▶ **MATERIAL SHOWN**:

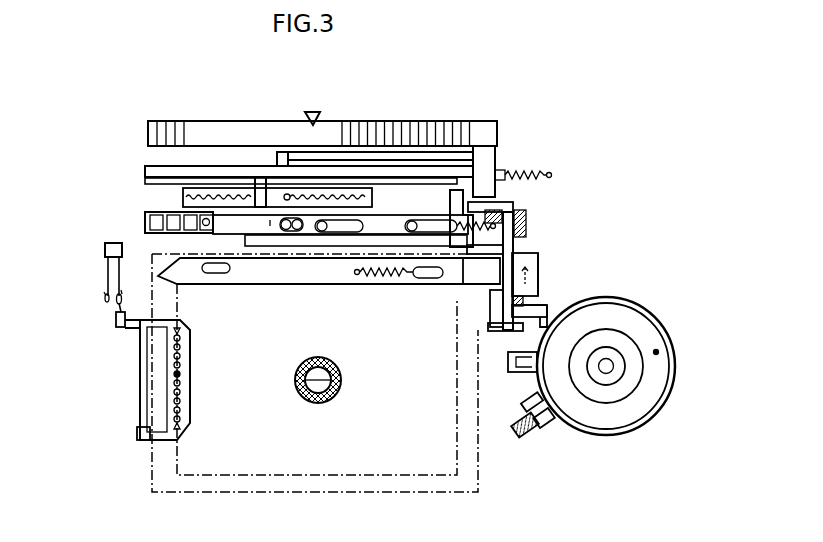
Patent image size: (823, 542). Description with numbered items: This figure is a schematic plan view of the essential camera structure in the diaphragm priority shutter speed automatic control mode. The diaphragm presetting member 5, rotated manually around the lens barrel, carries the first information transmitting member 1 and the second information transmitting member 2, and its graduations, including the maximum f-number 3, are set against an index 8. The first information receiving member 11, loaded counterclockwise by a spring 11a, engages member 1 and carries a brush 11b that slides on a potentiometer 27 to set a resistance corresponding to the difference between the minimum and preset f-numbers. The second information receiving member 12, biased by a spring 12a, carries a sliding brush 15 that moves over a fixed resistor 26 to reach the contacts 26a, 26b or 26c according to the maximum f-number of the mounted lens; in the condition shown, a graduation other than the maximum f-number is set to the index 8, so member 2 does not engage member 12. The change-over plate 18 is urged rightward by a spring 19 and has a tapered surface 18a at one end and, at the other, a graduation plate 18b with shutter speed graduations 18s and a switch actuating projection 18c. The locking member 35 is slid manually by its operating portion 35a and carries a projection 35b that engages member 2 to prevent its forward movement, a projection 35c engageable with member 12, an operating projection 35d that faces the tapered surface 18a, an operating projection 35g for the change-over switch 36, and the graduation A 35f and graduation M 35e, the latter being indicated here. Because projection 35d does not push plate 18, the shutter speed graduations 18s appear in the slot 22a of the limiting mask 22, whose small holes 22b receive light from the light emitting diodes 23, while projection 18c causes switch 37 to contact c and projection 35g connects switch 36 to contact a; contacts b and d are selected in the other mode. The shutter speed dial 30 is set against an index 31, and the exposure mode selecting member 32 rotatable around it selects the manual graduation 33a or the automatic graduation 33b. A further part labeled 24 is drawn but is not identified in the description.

The first information transmitting member 1 is at (290, 194).
The second information transmitting member 2 is at (478, 163).
The maximum f-number graduation 3 is at (320, 135).
The diaphragm presetting member 5 is at (414, 122).
The index 8 is at (311, 113).
The first information receiving member 11 is at (195, 167).
The spring 11a is at (520, 178).
The brush 11b is at (300, 182).
The second information receiving member 12 is at (455, 199).
The spring 12a is at (532, 242).
The sliding brush 15 is at (272, 228).
The change-over plate 18 is at (275, 275).
The tapered surface 18a is at (505, 270).
The graduation plate 18b is at (160, 327).
The switch actuating projection 18c is at (135, 330).
The shutter speed graduations 18s is at (152, 373).
The spring 19 is at (393, 275).
The limiting mask 22 is at (167, 480).
The graduation-transmissive slot 22a is at (152, 418).
The small hole 22b is at (181, 393).
The light emitting diodes 23 is at (181, 372).
The base plate 24 is at (317, 409).
The fixed resistor 26 is at (146, 215).
The contact 26a is at (192, 219).
The fixed contact 26b is at (173, 232).
The fixed contact 26c is at (152, 222).
The potentiometer 27 is at (297, 194).
The shutter speed dial 30 is at (644, 333).
The index 31 is at (508, 363).
The exposure mode selecting member 32 is at (521, 437).
The manual exposure control mode graduation 33a is at (527, 400).
The automatic exposure control mode graduation 33b is at (548, 428).
The locking member 35 is at (522, 246).
The operating portion 35a is at (540, 272).
The projection 35b is at (506, 204).
The projection 35c is at (482, 250).
The operating projection 35d is at (500, 292).
The diaphragm manual setting graduation 35e is at (570, 294).
The diaphragm automatic control graduation 35f is at (542, 258).
The operating projection 35g is at (510, 303).
The change-over switch 36 is at (618, 300).
The switch 37 is at (106, 246).
The contact a is at (524, 333).
The contact b is at (540, 297).
The contact c is at (122, 290).
The contact d is at (104, 292).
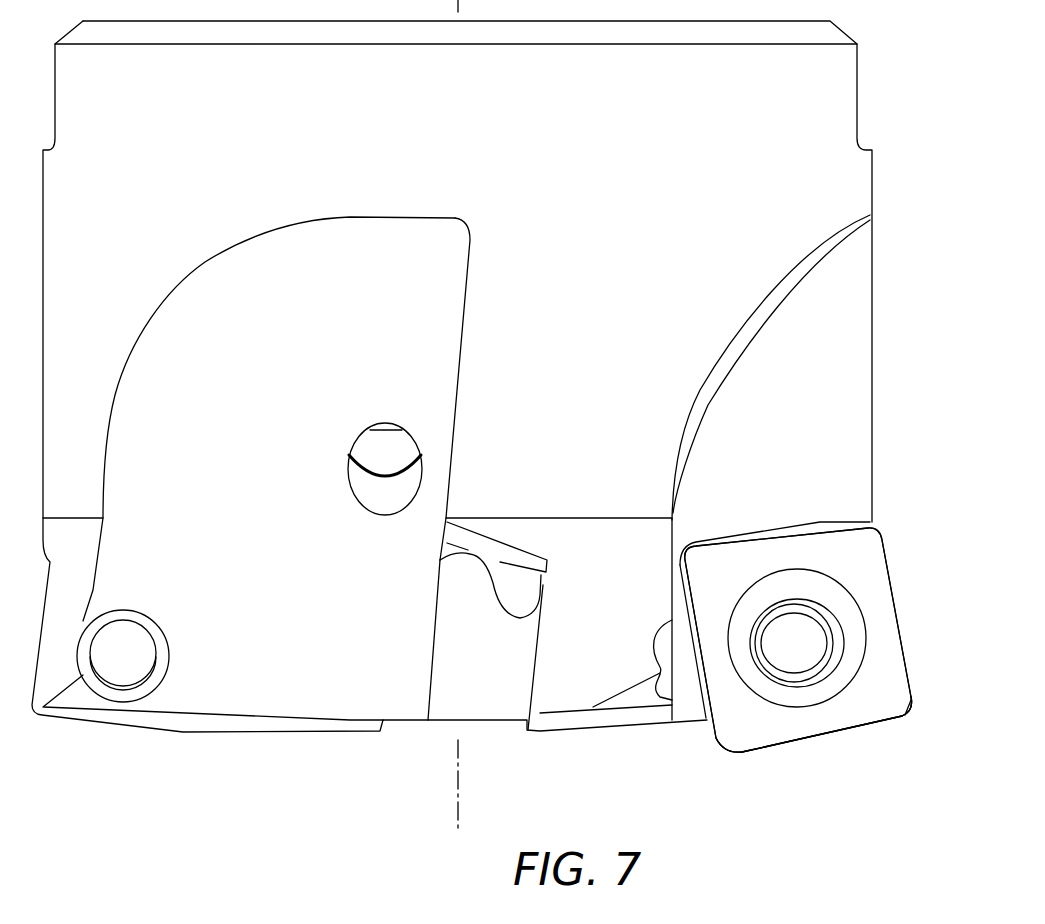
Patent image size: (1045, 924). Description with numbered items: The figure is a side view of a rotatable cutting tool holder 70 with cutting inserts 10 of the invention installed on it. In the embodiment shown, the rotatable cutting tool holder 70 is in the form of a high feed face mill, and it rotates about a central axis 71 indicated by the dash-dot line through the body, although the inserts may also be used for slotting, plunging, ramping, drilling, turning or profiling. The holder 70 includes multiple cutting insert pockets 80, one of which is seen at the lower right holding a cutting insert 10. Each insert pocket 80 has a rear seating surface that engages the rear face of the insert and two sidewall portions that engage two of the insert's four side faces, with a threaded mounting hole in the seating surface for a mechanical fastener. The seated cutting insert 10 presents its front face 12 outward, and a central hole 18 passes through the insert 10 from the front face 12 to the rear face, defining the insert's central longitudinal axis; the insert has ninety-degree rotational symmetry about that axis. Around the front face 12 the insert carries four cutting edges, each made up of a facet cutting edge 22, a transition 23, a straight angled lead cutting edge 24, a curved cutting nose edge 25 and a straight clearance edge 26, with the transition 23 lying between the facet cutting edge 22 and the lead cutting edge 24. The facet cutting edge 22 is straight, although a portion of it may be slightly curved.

The rotatable cutting tool holder 70 is at (890, 160).
The central axis 71 is at (458, 778).
The cutting insert pocket 80 is at (725, 540).
The cutting insert 10 is at (873, 563).
The front face 12 is at (730, 598).
The central hole 18 is at (820, 668).
The straight clearance edge 26 is at (917, 677).
The curved cutting nose edge 25 is at (915, 712).
The straight angled lead cutting edge 24 is at (837, 737).
The transition 23 is at (775, 752).
The facet cutting edge 22 is at (760, 752).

▶ **AIM**: Retype the text of every record above word for word, leaving out the pictures.

▶ **RESPONSE TO THE EXERCISE**:
Patent image size: (823, 542). Description with numbered items: This figure is a schematic plan view of the essential camera structure in the diaphragm priority shutter speed automatic control mode. The diaphragm presetting member 5, rotated manually around the lens barrel, carries the first information transmitting member 1 and the second information transmitting member 2, and its graduations, including the maximum f-number 3, are set against an index 8. The first information receiving member 11, loaded counterclockwise by a spring 11a, engages member 1 and carries a brush 11b that slides on a potentiometer 27 to set a resistance corresponding to the difference between the minimum and preset f-numbers. The second information receiving member 12, biased by a spring 12a, carries a sliding brush 15 that moves over a fixed resistor 26 to reach the contacts 26a, 26b or 26c according to the maximum f-number of the mounted lens; in the condition shown, a graduation other than the maximum f-number is set to the index 8, so member 2 does not engage member 12. The change-over plate 18 is urged rightward by a spring 19 and has a tapered surface 18a at one end and, at the other, a graduation plate 18b with shutter speed graduations 18s and a switch actuating projection 18c. The locking member 35 is slid manually by its operating portion 35a and carries a projection 35b that engages member 2 to prevent its forward movement, a projection 35c engageable with member 12, an operating projection 35d that faces the tapered surface 18a, an operating projection 35g for the change-over switch 36, and the graduation A 35f and graduation M 35e, the latter being indicated here. Because projection 35d does not push plate 18, the shutter speed graduations 18s appear in the slot 22a of the limiting mask 22, whose small holes 22b receive light from the light emitting diodes 23, while projection 18c causes switch 37 to contact c and projection 35g connects switch 36 to contact a; contacts b and d are selected in the other mode. The shutter speed dial 30 is set against an index 31, and the exposure mode selecting member 32 rotatable around it selects the manual graduation 33a or the automatic graduation 33b. A further part labeled 24 is drawn but is not identified in the description.

The first information transmitting member 1 is at (290, 194).
The second information transmitting member 2 is at (478, 163).
The maximum f-number graduation 3 is at (320, 135).
The diaphragm presetting member 5 is at (414, 122).
The index 8 is at (311, 113).
The first information receiving member 11 is at (195, 167).
The spring 11a is at (520, 178).
The brush 11b is at (300, 182).
The second information receiving member 12 is at (455, 199).
The spring 12a is at (532, 242).
The sliding brush 15 is at (272, 228).
The change-over plate 18 is at (275, 275).
The tapered surface 18a is at (505, 270).
The graduation plate 18b is at (160, 327).
The switch actuating projection 18c is at (135, 330).
The shutter speed graduations 18s is at (152, 373).
The spring 19 is at (393, 275).
The limiting mask 22 is at (167, 480).
The graduation-transmissive slot 22a is at (152, 418).
The small hole 22b is at (181, 393).
The light emitting diodes 23 is at (181, 372).
The base plate 24 is at (317, 409).
The fixed resistor 26 is at (146, 215).
The contact 26a is at (192, 219).
The fixed contact 26b is at (173, 232).
The fixed contact 26c is at (152, 222).
The potentiometer 27 is at (297, 194).
The shutter speed dial 30 is at (644, 333).
The index 31 is at (508, 363).
The exposure mode selecting member 32 is at (521, 437).
The manual exposure control mode graduation 33a is at (527, 400).
The automatic exposure control mode graduation 33b is at (548, 428).
The locking member 35 is at (522, 246).
The operating portion 35a is at (540, 272).
The projection 35b is at (506, 204).
The projection 35c is at (482, 250).
The operating projection 35d is at (500, 292).
The diaphragm manual setting graduation 35e is at (570, 294).
The diaphragm automatic control graduation 35f is at (542, 258).
The operating projection 35g is at (510, 303).
The change-over switch 36 is at (618, 300).
The switch 37 is at (106, 246).
The contact a is at (524, 333).
The contact b is at (540, 297).
The contact c is at (122, 290).
The contact d is at (104, 292).
Patent image size: (1045, 924). Description with numbered items: The figure is a side view of a rotatable cutting tool holder 70 with cutting inserts 10 of the invention installed on it. In the embodiment shown, the rotatable cutting tool holder 70 is in the form of a high feed face mill, and it rotates about a central axis 71 indicated by the dash-dot line through the body, although the inserts may also be used for slotting, plunging, ramping, drilling, turning or profiling. The holder 70 includes multiple cutting insert pockets 80, one of which is seen at the lower right holding a cutting insert 10. Each insert pocket 80 has a rear seating surface that engages the rear face of the insert and two sidewall portions that engage two of the insert's four side faces, with a threaded mounting hole in the seating surface for a mechanical fastener. The seated cutting insert 10 presents its front face 12 outward, and a central hole 18 passes through the insert 10 from the front face 12 to the rear face, defining the insert's central longitudinal axis; the insert has ninety-degree rotational symmetry about that axis. Around the front face 12 the insert carries four cutting edges, each made up of a facet cutting edge 22, a transition 23, a straight angled lead cutting edge 24, a curved cutting nose edge 25 and a straight clearance edge 26, with the transition 23 lying between the facet cutting edge 22 and the lead cutting edge 24. The facet cutting edge 22 is straight, although a portion of it may be slightly curved.

The rotatable cutting tool holder 70 is at (890, 160).
The central axis 71 is at (458, 778).
The cutting insert pocket 80 is at (725, 540).
The cutting insert 10 is at (873, 563).
The front face 12 is at (730, 598).
The central hole 18 is at (820, 668).
The straight clearance edge 26 is at (917, 677).
The curved cutting nose edge 25 is at (915, 712).
The straight angled lead cutting edge 24 is at (837, 737).
The transition 23 is at (775, 752).
The facet cutting edge 22 is at (760, 752).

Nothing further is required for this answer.